● **REQUIREMENT**
Rewrite the data, changing each "header-cell" to "column-heading" and leaving everything else as it is.

*-*-*

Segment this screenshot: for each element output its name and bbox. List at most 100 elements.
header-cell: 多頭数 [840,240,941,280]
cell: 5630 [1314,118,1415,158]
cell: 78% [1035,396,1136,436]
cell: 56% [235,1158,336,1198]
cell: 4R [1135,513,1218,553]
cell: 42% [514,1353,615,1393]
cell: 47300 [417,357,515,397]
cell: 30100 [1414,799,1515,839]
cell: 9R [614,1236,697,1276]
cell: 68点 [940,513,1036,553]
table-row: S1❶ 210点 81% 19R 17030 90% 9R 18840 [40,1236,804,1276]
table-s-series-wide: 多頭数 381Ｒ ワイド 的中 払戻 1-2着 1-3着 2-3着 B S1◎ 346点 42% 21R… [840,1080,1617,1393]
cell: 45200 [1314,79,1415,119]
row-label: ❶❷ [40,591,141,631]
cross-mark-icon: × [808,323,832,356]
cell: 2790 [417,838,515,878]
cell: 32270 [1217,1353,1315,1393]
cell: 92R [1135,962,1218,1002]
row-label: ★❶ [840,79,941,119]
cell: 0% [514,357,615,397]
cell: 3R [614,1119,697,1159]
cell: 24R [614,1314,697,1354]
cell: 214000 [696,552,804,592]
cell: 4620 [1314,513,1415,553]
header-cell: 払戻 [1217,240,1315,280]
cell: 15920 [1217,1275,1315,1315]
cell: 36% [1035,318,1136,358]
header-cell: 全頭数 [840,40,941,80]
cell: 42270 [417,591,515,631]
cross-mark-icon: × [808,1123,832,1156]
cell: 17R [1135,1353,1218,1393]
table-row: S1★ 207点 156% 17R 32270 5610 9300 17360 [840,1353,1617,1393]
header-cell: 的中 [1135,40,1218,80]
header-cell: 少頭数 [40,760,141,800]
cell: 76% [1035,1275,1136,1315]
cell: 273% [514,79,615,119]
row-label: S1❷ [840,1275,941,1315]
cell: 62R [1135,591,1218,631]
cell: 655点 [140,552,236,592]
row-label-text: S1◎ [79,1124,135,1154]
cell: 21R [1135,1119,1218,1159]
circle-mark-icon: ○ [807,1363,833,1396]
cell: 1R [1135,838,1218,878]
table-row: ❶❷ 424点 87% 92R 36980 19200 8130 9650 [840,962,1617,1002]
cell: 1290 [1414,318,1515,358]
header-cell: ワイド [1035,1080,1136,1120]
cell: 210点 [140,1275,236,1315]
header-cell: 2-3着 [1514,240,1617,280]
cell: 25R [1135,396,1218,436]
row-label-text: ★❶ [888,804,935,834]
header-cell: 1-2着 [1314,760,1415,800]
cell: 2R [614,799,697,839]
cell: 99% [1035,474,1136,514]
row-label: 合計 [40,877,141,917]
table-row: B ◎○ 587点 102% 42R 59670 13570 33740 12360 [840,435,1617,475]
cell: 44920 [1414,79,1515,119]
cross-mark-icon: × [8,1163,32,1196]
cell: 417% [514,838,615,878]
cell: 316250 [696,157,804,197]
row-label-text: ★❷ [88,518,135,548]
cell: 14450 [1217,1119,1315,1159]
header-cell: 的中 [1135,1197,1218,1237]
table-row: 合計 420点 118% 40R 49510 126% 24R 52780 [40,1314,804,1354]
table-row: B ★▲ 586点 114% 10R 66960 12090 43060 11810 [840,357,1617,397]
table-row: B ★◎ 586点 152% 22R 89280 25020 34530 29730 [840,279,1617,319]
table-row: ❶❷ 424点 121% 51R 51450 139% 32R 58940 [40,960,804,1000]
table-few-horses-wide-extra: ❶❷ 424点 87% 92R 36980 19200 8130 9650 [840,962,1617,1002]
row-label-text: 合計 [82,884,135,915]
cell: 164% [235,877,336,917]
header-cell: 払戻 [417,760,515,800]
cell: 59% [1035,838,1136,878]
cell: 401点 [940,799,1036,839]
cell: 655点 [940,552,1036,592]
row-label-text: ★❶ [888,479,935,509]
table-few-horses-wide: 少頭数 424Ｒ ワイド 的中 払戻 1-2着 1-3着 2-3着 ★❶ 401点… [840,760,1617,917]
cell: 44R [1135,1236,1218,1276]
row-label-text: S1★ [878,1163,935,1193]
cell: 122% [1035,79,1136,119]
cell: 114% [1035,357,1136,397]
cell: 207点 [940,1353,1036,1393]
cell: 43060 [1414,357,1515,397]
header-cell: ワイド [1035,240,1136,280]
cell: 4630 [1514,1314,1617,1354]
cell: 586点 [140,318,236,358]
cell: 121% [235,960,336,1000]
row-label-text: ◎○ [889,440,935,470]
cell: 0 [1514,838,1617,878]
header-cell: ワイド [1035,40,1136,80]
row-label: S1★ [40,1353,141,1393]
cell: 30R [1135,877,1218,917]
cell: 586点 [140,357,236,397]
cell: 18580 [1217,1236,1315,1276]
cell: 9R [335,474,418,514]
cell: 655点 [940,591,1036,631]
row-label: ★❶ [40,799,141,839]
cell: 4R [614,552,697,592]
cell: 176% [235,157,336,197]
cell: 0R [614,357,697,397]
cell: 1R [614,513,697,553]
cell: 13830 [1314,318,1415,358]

*-*-*

● **EXERCISE ANSWER**
Segment this screenshot: for each element output its name and bbox. List at most 100 elements.
column-heading: 多頭数 [840,240,941,280]
cell: 5630 [1314,118,1415,158]
cell: 78% [1035,396,1136,436]
cell: 56% [235,1158,336,1198]
cell: 4R [1135,513,1218,553]
cell: 42% [514,1353,615,1393]
cell: 47300 [417,357,515,397]
cell: 30100 [1414,799,1515,839]
cell: 9R [614,1236,697,1276]
cell: 68点 [940,513,1036,553]
table-row: S1❶ 210点 81% 19R 17030 90% 9R 18840 [40,1236,804,1276]
table-s-series-wide: 多頭数 381Ｒ ワイド 的中 払戻 1-2着 1-3着 2-3着 B S1◎ 346点 42% 21R… [840,1080,1617,1393]
cell: 45200 [1314,79,1415,119]
row-label: ❶❷ [40,591,141,631]
cross-mark-icon: × [808,323,832,356]
cell: 2790 [417,838,515,878]
cell: 32270 [1217,1353,1315,1393]
cell: 92R [1135,962,1218,1002]
row-label: ★❶ [840,79,941,119]
cell: 0% [514,357,615,397]
cell: 3R [614,1119,697,1159]
cell: 24R [614,1314,697,1354]
cell: 214000 [696,552,804,592]
cell: 4620 [1314,513,1415,553]
column-heading: 払戻 [1217,240,1315,280]
cell: 15920 [1217,1275,1315,1315]
cell: 36% [1035,318,1136,358]
column-heading: 全頭数 [840,40,941,80]
cell: 42270 [417,591,515,631]
cross-mark-icon: × [808,1123,832,1156]
cell: 17R [1135,1353,1218,1393]
table-row: S1★ 207点 156% 17R 32270 5610 9300 17360 [840,1353,1617,1393]
column-heading: 的中 [1135,40,1218,80]
column-heading: 少頭数 [40,760,141,800]
cell: 76% [1035,1275,1136,1315]
cell: 273% [514,79,615,119]
row-label: S1❷ [840,1275,941,1315]
cell: 62R [1135,591,1218,631]
cell: 655点 [140,552,236,592]
row-label-text: S1◎ [79,1124,135,1154]
cell: 21R [1135,1119,1218,1159]
circle-mark-icon: ○ [807,1363,833,1396]
cell: 1R [1135,838,1218,878]
table-row: ❶❷ 424点 87% 92R 36980 19200 8130 9650 [840,962,1617,1002]
cell: 1290 [1414,318,1515,358]
column-heading: ワイド [1035,1080,1136,1120]
cell: 210点 [140,1275,236,1315]
column-heading: 2-3着 [1514,240,1617,280]
cell: 25R [1135,396,1218,436]
row-label-text: ★❶ [888,804,935,834]
column-heading: 1-2着 [1314,760,1415,800]
cell: 2R [614,799,697,839]
cell: 99% [1035,474,1136,514]
row-label: 合計 [40,877,141,917]
table-row: B ◎○ 587点 102% 42R 59670 13570 33740 12360 [840,435,1617,475]
cell: 44920 [1414,79,1515,119]
cross-mark-icon: × [8,1163,32,1196]
cell: 417% [514,838,615,878]
cell: 316250 [696,157,804,197]
row-label-text: ★❷ [88,518,135,548]
cell: 14450 [1217,1119,1315,1159]
column-heading: 的中 [1135,1197,1218,1237]
table-row: 合計 420点 118% 40R 49510 126% 24R 52780 [40,1314,804,1354]
table-row: B ★▲ 586点 114% 10R 66960 12090 43060 11810 [840,357,1617,397]
table-row: B ★◎ 586点 152% 22R 89280 25020 34530 29730 [840,279,1617,319]
table-row: ❶❷ 424点 121% 51R 51450 139% 32R 58940 [40,960,804,1000]
table-few-horses-wide-extra: ❶❷ 424点 87% 92R 36980 19200 8130 9650 [840,962,1617,1002]
row-label-text: 合計 [82,884,135,915]
cell: 164% [235,877,336,917]
column-heading: 払戻 [417,760,515,800]
cell: 59% [1035,838,1136,878]
cell: 401点 [940,799,1036,839]
cell: 655点 [940,552,1036,592]
row-label-text: ★❶ [888,479,935,509]
table-few-horses-wide: 少頭数 424Ｒ ワイド 的中 払戻 1-2着 1-3着 2-3着 ★❶ 401点… [840,760,1617,917]
cell: 44R [1135,1236,1218,1276]
row-label-text: S1★ [878,1163,935,1193]
cell: 122% [1035,79,1136,119]
cell: 114% [1035,357,1136,397]
cell: 207点 [940,1353,1036,1393]
cell: 43060 [1414,357,1515,397]
column-heading: ワイド [1035,240,1136,280]
cell: 4630 [1514,1314,1617,1354]
cell: 586点 [140,318,236,358]
cell: 121% [235,960,336,1000]
row-label-text: ◎○ [889,440,935,470]
cell: 0 [1514,838,1617,878]
column-heading: ワイド [1035,40,1136,80]
row-label: S1★ [40,1353,141,1393]
cell: 30R [1135,877,1218,917]
cell: 586点 [140,357,236,397]
cell: 18580 [1217,1236,1315,1276]
cell: 9R [335,474,418,514]
cell: 655点 [940,591,1036,631]
row-label: ★❶ [40,799,141,839]
cell: 4R [614,552,697,592]
cell: 176% [235,157,336,197]
cell: 0R [614,357,697,397]
cell: 1R [614,513,697,553]
cell: 13830 [1314,318,1415,358]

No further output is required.